Task prompt.
Restate the whole listing word for word. Pictures are left out.

Collected data entries
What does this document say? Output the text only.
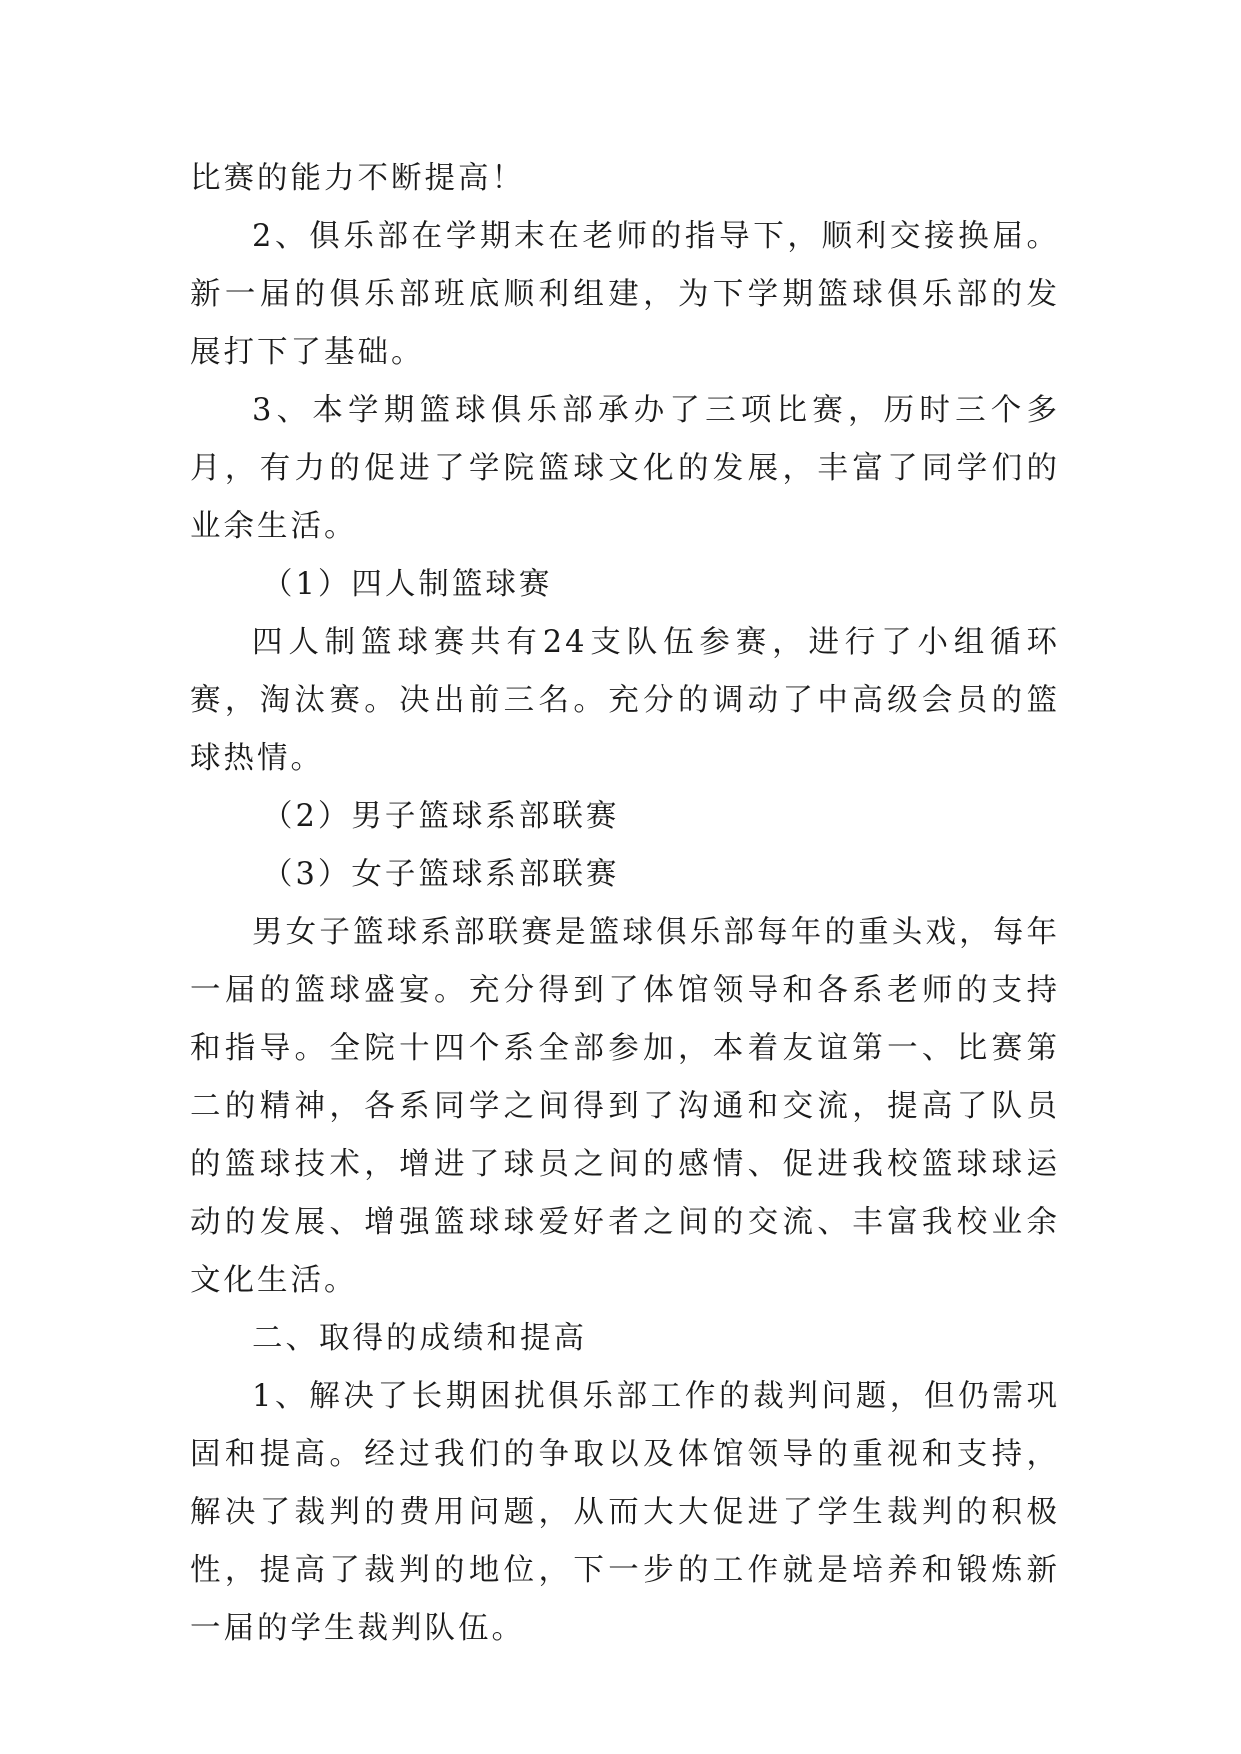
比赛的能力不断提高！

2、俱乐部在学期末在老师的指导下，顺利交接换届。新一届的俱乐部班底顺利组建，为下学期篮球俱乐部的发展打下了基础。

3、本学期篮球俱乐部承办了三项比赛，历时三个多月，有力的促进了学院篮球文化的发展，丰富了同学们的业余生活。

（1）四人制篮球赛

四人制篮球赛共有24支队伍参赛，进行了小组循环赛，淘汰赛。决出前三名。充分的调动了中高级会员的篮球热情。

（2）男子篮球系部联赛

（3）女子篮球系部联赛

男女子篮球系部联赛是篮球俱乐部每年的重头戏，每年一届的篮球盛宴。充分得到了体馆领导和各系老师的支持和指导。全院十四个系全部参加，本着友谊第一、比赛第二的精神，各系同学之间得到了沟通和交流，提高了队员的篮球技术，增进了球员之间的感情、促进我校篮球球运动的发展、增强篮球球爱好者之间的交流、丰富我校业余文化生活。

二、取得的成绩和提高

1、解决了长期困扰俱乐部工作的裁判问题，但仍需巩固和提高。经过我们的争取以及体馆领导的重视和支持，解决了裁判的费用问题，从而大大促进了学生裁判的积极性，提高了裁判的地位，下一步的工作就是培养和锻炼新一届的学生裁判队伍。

Output.
What does this document say? Output the text only.
比赛的能力不断提高！

2、俱乐部在学期末在老师的指导下，顺利交接换届。新一届的俱乐部班底顺利组建，为下学期篮球俱乐部的发展打下了基础。

3、本学期篮球俱乐部承办了三项比赛，历时三个多月，有力的促进了学院篮球文化的发展，丰富了同学们的业余生活。

（1）四人制篮球赛

四人制篮球赛共有24支队伍参赛，进行了小组循环赛，淘汰赛。决出前三名。充分的调动了中高级会员的篮球热情。

（2）男子篮球系部联赛

（3）女子篮球系部联赛

男女子篮球系部联赛是篮球俱乐部每年的重头戏，每年一届的篮球盛宴。充分得到了体馆领导和各系老师的支持和指导。全院十四个系全部参加，本着友谊第一、比赛第二的精神，各系同学之间得到了沟通和交流，提高了队员的篮球技术，增进了球员之间的感情、促进我校篮球球运动的发展、增强篮球球爱好者之间的交流、丰富我校业余文化生活。

二、取得的成绩和提高

1、解决了长期困扰俱乐部工作的裁判问题，但仍需巩固和提高。经过我们的争取以及体馆领导的重视和支持，解决了裁判的费用问题，从而大大促进了学生裁判的积极性，提高了裁判的地位，下一步的工作就是培养和锻炼新一届的学生裁判队伍。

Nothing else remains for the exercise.